▶ **Stored entries**
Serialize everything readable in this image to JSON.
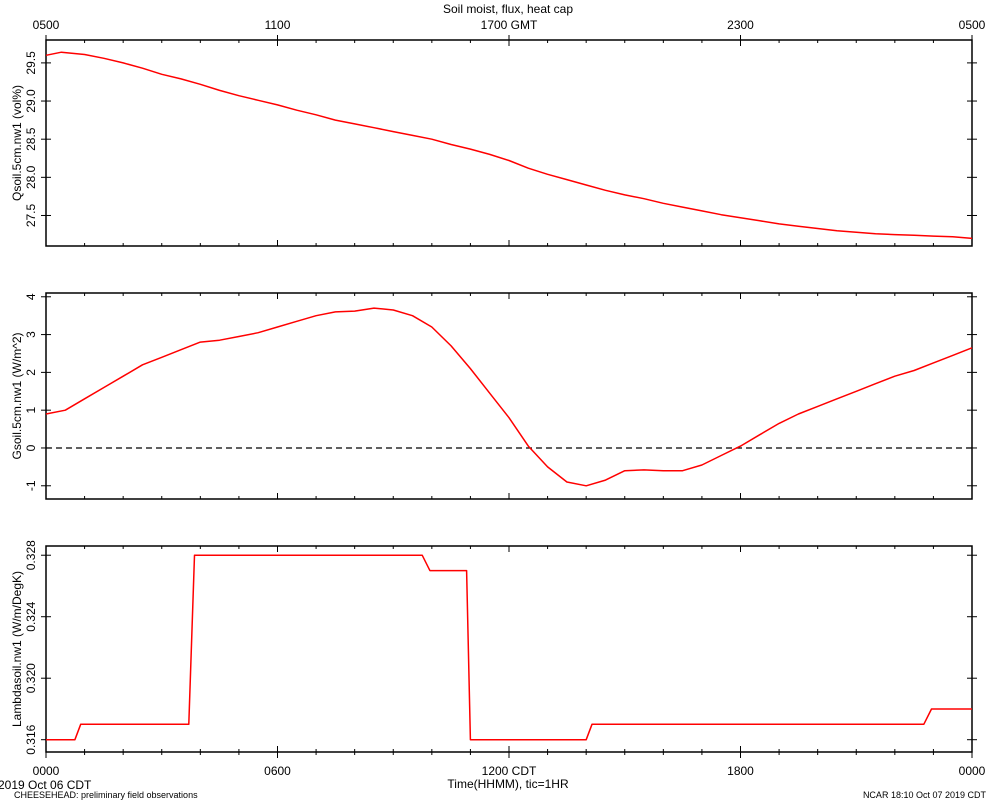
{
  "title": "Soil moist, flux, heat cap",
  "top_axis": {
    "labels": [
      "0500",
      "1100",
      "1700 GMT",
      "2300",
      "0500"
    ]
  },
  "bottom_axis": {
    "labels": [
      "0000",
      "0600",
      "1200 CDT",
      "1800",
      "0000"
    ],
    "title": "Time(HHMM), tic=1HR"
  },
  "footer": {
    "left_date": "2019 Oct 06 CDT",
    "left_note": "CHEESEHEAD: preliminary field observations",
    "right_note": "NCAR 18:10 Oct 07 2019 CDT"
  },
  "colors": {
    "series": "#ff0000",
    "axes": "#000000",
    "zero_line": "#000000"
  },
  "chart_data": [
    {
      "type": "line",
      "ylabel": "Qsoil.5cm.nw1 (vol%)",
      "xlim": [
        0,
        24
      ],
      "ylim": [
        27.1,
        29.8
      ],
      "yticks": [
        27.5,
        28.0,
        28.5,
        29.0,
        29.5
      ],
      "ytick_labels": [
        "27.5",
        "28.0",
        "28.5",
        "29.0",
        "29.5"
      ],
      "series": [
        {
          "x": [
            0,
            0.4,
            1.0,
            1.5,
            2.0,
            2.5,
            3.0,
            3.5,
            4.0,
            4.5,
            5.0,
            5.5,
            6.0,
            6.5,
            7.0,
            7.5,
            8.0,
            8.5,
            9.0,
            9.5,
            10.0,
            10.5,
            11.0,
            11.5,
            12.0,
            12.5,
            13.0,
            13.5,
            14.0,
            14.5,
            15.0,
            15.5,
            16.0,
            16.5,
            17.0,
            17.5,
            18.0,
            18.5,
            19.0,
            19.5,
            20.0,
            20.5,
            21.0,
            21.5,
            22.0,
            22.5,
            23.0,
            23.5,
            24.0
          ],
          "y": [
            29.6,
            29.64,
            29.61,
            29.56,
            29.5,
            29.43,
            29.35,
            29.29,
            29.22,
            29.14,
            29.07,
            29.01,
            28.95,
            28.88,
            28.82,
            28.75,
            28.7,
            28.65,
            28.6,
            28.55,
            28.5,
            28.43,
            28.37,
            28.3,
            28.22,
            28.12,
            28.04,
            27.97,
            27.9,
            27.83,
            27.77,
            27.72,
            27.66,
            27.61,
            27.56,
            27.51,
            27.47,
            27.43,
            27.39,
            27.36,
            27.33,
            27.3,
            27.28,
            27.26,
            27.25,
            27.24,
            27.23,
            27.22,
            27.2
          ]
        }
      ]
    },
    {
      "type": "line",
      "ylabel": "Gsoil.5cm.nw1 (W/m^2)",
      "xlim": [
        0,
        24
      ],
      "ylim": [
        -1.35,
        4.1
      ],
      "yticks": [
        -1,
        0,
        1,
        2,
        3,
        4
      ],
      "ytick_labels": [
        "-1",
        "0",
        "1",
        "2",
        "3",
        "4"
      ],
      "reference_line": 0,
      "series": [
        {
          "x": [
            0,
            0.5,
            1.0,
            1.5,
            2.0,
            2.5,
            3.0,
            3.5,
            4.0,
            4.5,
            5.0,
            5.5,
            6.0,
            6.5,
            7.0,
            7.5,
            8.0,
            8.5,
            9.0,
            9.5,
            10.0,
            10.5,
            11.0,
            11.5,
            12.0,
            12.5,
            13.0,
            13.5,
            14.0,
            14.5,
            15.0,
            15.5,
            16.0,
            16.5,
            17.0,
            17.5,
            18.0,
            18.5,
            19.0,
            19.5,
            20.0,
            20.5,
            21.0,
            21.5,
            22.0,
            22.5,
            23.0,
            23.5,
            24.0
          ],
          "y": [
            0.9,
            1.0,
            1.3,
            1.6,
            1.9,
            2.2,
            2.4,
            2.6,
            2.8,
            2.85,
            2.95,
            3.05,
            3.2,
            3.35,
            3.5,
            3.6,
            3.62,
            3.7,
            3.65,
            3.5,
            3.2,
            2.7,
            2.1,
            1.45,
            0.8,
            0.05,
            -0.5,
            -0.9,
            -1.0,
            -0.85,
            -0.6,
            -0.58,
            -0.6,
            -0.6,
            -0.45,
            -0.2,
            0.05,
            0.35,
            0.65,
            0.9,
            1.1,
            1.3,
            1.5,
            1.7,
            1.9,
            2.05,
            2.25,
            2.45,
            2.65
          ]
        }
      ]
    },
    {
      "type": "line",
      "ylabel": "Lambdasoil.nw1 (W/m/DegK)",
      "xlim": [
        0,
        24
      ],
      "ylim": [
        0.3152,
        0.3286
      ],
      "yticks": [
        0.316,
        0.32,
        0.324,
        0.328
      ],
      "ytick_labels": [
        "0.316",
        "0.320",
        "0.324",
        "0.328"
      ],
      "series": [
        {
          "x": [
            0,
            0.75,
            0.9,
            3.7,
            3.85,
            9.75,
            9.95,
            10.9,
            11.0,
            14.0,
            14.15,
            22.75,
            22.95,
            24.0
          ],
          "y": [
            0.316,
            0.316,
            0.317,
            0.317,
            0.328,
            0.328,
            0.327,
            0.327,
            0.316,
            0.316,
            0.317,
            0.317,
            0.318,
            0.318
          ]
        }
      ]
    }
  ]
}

--

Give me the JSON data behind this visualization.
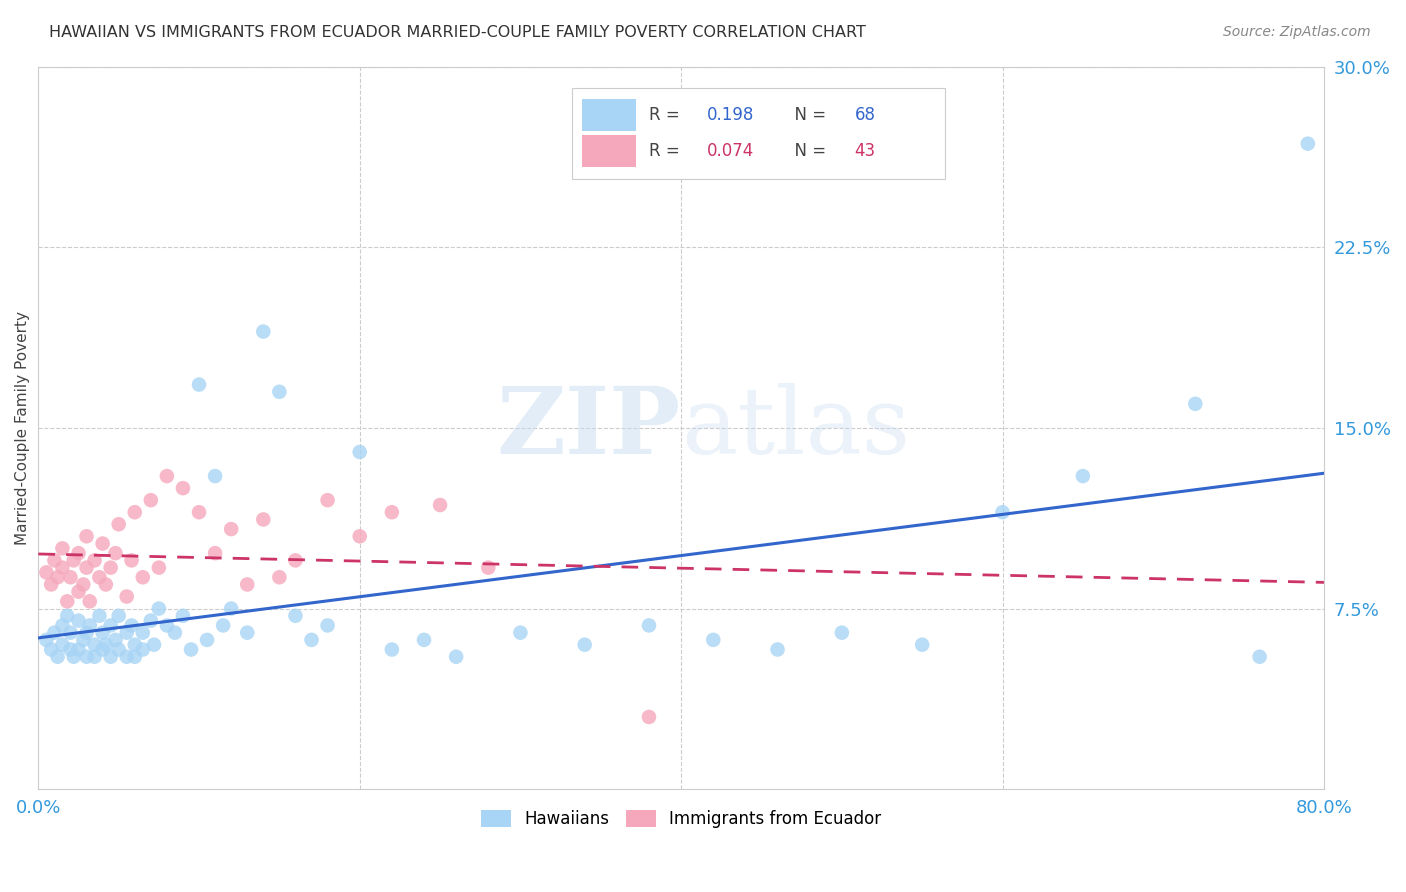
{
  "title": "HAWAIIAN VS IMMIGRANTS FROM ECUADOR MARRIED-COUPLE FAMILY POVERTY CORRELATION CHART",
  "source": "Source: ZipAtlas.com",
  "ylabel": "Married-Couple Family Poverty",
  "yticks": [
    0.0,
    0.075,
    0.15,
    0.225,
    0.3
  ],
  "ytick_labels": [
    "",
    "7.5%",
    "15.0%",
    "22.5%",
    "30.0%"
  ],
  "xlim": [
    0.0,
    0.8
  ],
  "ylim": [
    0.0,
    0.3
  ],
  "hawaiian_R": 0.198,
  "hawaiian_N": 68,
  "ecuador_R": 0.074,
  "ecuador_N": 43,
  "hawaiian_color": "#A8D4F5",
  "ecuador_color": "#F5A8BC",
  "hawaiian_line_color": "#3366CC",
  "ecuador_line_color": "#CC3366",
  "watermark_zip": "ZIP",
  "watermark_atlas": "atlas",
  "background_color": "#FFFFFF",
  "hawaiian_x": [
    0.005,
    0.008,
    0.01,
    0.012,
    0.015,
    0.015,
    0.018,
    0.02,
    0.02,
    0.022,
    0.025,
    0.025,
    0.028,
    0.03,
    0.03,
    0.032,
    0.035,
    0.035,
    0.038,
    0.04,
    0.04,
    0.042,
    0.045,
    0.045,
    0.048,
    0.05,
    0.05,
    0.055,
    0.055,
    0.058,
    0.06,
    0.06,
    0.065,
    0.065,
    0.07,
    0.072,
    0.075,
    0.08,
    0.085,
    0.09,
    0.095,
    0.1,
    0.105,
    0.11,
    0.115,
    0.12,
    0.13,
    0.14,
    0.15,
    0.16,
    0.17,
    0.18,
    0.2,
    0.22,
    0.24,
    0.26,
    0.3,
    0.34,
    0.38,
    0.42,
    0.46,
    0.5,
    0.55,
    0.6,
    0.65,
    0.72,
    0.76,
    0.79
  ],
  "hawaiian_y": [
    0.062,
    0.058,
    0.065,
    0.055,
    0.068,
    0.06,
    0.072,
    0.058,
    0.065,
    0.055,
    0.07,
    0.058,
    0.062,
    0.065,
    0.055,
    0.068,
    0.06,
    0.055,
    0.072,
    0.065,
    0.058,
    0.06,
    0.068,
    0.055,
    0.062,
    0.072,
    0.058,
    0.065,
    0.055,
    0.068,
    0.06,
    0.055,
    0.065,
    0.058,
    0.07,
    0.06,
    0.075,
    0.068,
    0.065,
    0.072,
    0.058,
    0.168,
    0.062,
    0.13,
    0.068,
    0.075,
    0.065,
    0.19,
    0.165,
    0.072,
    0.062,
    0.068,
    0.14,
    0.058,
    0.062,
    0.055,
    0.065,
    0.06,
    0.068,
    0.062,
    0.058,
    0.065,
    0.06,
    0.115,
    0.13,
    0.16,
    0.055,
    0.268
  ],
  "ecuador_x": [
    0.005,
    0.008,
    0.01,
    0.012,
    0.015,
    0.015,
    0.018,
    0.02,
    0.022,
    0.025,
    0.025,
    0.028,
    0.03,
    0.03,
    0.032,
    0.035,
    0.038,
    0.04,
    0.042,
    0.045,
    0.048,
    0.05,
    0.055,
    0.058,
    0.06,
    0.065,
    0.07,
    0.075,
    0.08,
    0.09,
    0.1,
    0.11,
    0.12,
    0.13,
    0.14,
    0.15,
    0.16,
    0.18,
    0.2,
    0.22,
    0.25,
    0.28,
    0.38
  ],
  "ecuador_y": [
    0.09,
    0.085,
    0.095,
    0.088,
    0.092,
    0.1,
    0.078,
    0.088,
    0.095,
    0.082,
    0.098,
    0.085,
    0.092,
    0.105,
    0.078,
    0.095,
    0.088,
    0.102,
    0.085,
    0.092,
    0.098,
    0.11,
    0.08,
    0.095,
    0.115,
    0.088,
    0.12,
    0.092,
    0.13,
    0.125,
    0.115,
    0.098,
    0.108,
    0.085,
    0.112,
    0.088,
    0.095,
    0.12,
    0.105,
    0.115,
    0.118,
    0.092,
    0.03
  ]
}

▶ **Given exercise**
In the entries above, locate every line with the word "this" and copy it.

▶ **Exercise output**
Serialize everything readable in this image to JSON.
Give me the JSON data behind this visualization.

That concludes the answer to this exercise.